### Given entries
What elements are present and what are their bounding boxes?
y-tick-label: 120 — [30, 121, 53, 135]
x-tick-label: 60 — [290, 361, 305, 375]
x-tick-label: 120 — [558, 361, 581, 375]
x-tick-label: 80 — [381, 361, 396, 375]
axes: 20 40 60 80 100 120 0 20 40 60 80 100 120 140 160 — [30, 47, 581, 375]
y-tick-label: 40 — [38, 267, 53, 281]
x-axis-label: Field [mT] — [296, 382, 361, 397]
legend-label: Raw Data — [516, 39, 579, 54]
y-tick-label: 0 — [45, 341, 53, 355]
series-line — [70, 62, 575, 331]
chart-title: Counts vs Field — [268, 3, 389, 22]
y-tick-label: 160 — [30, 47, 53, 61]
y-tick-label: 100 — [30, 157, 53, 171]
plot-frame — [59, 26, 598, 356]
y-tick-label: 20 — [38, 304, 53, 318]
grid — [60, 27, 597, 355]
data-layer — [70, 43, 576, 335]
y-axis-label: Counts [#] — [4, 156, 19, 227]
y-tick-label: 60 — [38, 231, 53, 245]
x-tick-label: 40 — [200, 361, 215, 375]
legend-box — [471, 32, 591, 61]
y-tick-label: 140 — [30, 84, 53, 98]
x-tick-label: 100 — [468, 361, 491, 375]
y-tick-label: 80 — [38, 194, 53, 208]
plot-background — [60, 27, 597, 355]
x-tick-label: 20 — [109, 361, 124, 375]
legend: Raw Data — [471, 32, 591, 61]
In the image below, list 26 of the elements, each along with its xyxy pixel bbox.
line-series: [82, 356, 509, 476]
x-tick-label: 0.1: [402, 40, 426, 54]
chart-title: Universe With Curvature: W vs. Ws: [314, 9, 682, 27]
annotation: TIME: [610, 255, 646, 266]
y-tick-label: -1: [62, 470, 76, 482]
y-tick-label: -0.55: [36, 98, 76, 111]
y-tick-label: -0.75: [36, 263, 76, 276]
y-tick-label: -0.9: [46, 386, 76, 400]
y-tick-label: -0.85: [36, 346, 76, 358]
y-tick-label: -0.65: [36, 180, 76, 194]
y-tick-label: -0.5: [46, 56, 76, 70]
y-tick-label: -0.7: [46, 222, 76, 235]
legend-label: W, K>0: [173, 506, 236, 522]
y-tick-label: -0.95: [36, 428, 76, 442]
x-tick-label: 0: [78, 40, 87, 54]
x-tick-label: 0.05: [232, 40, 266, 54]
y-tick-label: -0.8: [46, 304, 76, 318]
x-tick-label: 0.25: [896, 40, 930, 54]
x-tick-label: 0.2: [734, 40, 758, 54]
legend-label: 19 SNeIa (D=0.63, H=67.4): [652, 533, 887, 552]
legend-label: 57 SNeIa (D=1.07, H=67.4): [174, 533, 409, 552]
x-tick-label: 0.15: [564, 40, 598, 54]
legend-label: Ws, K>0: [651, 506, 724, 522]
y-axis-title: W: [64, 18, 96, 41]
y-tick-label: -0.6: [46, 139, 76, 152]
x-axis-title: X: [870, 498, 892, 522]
######
Task to carry out - Write out the entries word for word, from the first line through the line that contains "line-series: [82, 356, 509, 476]".

Response to this exercise -
What elements are present and what are their bounding boxes?
y-tick-label: 120 — [30, 121, 53, 135]
x-tick-label: 60 — [290, 361, 305, 375]
x-tick-label: 120 — [558, 361, 581, 375]
x-tick-label: 80 — [381, 361, 396, 375]
axes: 20 40 60 80 100 120 0 20 40 60 80 100 120 140 160 — [30, 47, 581, 375]
y-tick-label: 40 — [38, 267, 53, 281]
x-axis-label: Field [mT] — [296, 382, 361, 397]
legend-label: Raw Data — [516, 39, 579, 54]
y-tick-label: 0 — [45, 341, 53, 355]
series-line — [70, 62, 575, 331]
chart-title: Counts vs Field — [268, 3, 389, 22]
y-tick-label: 160 — [30, 47, 53, 61]
y-tick-label: 100 — [30, 157, 53, 171]
plot-frame — [59, 26, 598, 356]
y-tick-label: 20 — [38, 304, 53, 318]
grid — [60, 27, 597, 355]
data-layer — [70, 43, 576, 335]
y-axis-label: Counts [#] — [4, 156, 19, 227]
y-tick-label: 60 — [38, 231, 53, 245]
x-tick-label: 40 — [200, 361, 215, 375]
legend-box — [471, 32, 591, 61]
y-tick-label: 140 — [30, 84, 53, 98]
x-tick-label: 100 — [468, 361, 491, 375]
y-tick-label: 80 — [38, 194, 53, 208]
plot-background — [60, 27, 597, 355]
x-tick-label: 20 — [109, 361, 124, 375]
legend: Raw Data — [471, 32, 591, 61]
In the image below, list 26 of the elements, each along with its xyxy pixel bbox.
line-series: [82, 356, 509, 476]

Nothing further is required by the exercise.